Exercise goal: Find each line containing the string "Бадин" and return it.

Excerpted records:

********

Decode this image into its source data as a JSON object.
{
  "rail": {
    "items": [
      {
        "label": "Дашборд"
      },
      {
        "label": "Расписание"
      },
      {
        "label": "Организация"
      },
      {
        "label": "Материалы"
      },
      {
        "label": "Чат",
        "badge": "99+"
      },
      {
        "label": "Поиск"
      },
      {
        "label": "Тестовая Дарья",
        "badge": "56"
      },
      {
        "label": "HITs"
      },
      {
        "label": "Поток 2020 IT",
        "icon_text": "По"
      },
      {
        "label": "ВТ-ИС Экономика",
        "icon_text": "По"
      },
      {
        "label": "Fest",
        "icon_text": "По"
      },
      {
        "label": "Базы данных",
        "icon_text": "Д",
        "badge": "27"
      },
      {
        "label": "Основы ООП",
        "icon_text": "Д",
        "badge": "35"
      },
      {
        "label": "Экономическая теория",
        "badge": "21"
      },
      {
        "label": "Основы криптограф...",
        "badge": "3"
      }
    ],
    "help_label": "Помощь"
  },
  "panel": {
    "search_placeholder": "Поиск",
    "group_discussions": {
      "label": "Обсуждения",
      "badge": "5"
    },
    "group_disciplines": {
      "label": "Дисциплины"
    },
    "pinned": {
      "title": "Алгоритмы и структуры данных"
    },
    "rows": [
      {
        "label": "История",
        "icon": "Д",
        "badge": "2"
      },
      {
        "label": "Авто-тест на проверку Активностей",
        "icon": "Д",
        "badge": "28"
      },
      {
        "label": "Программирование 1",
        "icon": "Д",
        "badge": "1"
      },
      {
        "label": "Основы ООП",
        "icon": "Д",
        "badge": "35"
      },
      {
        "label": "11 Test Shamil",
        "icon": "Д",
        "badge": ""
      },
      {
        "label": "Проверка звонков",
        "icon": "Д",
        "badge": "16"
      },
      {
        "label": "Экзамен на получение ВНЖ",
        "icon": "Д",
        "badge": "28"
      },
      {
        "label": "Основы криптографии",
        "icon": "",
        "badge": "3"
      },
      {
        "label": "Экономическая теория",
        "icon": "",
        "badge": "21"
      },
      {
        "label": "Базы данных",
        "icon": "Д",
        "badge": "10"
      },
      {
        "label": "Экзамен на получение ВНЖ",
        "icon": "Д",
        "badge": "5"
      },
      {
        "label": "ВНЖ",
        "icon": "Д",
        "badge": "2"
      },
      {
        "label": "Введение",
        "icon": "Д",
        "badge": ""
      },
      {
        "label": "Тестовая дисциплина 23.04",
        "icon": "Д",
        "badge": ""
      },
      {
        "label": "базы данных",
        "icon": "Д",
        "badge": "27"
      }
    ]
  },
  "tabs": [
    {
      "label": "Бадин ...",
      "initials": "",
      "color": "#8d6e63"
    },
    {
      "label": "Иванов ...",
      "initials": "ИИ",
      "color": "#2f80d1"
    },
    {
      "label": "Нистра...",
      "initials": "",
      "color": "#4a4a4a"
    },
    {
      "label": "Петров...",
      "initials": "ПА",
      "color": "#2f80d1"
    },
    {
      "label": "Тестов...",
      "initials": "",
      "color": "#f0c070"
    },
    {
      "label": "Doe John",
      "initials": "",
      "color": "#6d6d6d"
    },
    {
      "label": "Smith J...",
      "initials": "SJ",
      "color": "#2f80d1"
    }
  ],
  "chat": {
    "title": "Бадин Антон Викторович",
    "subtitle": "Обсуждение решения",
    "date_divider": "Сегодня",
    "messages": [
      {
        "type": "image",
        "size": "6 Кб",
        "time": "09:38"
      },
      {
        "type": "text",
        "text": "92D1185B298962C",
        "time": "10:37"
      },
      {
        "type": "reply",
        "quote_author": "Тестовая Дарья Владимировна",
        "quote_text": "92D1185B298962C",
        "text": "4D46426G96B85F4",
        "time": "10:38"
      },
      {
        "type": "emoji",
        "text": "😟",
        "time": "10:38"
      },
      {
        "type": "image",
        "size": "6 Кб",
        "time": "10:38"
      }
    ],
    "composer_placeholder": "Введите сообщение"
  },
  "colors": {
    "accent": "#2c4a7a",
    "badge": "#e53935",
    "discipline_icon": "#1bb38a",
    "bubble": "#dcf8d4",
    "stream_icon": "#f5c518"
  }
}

********

The result:
      "label": "Бадин ...",
    "title": "Бадин Антон Викторович",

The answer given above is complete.